■ What to work on ■
Give only the number of lines in these records that contain the word "Voltage".

Figure content listings:
* * * * *

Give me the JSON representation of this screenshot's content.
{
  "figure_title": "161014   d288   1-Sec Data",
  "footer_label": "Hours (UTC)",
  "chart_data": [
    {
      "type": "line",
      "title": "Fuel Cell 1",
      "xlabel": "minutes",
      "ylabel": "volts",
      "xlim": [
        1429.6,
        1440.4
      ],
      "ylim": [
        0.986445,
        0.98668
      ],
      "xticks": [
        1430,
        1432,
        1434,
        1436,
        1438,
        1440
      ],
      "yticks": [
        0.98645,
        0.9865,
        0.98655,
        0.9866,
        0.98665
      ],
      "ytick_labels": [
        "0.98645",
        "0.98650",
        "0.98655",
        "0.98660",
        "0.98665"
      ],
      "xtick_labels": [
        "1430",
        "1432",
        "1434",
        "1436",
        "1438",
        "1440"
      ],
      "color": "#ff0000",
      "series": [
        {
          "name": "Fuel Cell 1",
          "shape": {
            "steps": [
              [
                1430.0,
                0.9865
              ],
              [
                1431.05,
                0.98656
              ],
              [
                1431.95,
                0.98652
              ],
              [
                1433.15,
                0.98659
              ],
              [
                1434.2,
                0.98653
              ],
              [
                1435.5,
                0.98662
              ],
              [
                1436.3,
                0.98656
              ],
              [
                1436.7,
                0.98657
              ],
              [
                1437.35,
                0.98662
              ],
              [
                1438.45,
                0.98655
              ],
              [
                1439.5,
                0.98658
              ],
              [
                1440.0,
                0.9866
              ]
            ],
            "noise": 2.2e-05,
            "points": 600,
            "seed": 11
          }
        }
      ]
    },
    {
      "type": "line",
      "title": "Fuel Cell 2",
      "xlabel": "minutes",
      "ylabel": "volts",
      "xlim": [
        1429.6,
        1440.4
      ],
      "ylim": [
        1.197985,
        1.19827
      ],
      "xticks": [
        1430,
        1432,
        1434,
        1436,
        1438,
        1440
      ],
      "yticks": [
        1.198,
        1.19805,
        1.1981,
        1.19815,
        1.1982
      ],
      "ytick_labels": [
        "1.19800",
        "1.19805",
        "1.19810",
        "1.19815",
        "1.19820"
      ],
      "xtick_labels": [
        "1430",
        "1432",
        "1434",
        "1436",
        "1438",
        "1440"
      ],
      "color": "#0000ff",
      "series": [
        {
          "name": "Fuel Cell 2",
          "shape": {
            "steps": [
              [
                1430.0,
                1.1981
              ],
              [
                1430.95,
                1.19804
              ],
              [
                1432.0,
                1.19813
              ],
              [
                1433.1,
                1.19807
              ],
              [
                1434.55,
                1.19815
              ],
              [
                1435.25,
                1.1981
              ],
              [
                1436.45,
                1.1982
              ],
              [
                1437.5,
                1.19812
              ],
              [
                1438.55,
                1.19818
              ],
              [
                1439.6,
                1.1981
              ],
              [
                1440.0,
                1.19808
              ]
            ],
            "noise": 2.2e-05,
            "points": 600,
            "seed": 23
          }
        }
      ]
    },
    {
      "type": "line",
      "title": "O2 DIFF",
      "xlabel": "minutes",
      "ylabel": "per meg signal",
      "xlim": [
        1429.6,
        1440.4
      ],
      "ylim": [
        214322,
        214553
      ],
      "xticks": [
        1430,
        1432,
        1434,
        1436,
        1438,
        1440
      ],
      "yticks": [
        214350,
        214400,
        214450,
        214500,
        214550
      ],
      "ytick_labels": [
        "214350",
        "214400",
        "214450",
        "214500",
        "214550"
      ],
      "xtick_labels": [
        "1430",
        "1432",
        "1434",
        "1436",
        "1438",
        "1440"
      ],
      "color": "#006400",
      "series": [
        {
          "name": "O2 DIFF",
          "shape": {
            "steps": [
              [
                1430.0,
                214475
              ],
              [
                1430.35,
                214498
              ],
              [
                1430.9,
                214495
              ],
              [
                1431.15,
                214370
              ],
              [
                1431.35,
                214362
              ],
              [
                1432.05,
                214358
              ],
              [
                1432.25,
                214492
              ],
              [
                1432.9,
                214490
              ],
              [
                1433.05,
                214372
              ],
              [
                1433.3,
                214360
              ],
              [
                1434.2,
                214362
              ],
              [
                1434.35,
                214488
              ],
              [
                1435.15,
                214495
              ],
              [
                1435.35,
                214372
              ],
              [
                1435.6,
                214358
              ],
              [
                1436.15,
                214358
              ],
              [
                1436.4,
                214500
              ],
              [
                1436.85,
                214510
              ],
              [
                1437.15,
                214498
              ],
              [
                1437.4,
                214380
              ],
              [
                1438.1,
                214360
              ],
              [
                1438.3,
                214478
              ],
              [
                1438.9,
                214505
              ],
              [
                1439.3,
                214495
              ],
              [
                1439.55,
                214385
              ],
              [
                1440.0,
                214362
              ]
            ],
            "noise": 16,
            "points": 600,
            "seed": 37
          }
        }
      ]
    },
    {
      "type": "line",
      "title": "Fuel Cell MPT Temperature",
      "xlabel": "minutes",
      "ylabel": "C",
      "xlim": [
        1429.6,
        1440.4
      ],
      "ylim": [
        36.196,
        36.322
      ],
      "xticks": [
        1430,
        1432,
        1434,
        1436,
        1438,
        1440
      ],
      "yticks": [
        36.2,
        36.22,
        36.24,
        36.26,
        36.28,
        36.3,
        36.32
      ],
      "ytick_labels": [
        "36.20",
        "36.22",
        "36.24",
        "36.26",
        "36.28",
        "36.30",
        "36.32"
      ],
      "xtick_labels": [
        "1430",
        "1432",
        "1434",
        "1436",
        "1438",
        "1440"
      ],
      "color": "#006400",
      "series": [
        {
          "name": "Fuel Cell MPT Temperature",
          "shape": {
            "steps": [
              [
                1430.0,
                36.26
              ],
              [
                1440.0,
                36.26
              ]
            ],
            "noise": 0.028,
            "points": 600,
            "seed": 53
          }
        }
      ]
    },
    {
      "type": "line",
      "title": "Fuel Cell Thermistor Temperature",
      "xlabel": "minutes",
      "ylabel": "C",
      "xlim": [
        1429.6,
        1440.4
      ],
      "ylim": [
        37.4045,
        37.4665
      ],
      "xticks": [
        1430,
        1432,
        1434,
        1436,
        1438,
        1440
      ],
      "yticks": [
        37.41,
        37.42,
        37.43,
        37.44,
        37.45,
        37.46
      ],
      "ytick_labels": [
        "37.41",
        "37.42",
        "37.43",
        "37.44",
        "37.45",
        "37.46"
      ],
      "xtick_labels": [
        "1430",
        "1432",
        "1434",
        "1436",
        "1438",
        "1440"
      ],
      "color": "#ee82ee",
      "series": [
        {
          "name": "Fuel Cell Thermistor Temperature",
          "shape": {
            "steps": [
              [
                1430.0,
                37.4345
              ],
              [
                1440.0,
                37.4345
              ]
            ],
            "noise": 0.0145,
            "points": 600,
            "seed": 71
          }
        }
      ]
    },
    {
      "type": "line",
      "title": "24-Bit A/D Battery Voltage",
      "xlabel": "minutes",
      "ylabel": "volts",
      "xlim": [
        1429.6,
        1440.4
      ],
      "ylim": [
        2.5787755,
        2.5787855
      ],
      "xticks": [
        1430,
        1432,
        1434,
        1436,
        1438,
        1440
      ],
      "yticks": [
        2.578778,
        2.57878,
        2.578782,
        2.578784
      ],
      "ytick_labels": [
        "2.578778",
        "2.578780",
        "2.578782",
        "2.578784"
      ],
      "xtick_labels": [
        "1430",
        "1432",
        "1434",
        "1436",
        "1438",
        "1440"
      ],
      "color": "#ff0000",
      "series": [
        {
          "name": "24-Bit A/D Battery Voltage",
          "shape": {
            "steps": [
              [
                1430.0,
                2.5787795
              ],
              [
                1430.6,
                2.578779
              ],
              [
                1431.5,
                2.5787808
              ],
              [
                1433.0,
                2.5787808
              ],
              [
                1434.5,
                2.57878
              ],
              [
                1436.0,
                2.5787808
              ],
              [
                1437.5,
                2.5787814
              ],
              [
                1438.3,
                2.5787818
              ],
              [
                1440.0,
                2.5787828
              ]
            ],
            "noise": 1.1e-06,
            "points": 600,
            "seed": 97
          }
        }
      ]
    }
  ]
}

* * * * *

■ Answer to the exercise ■
2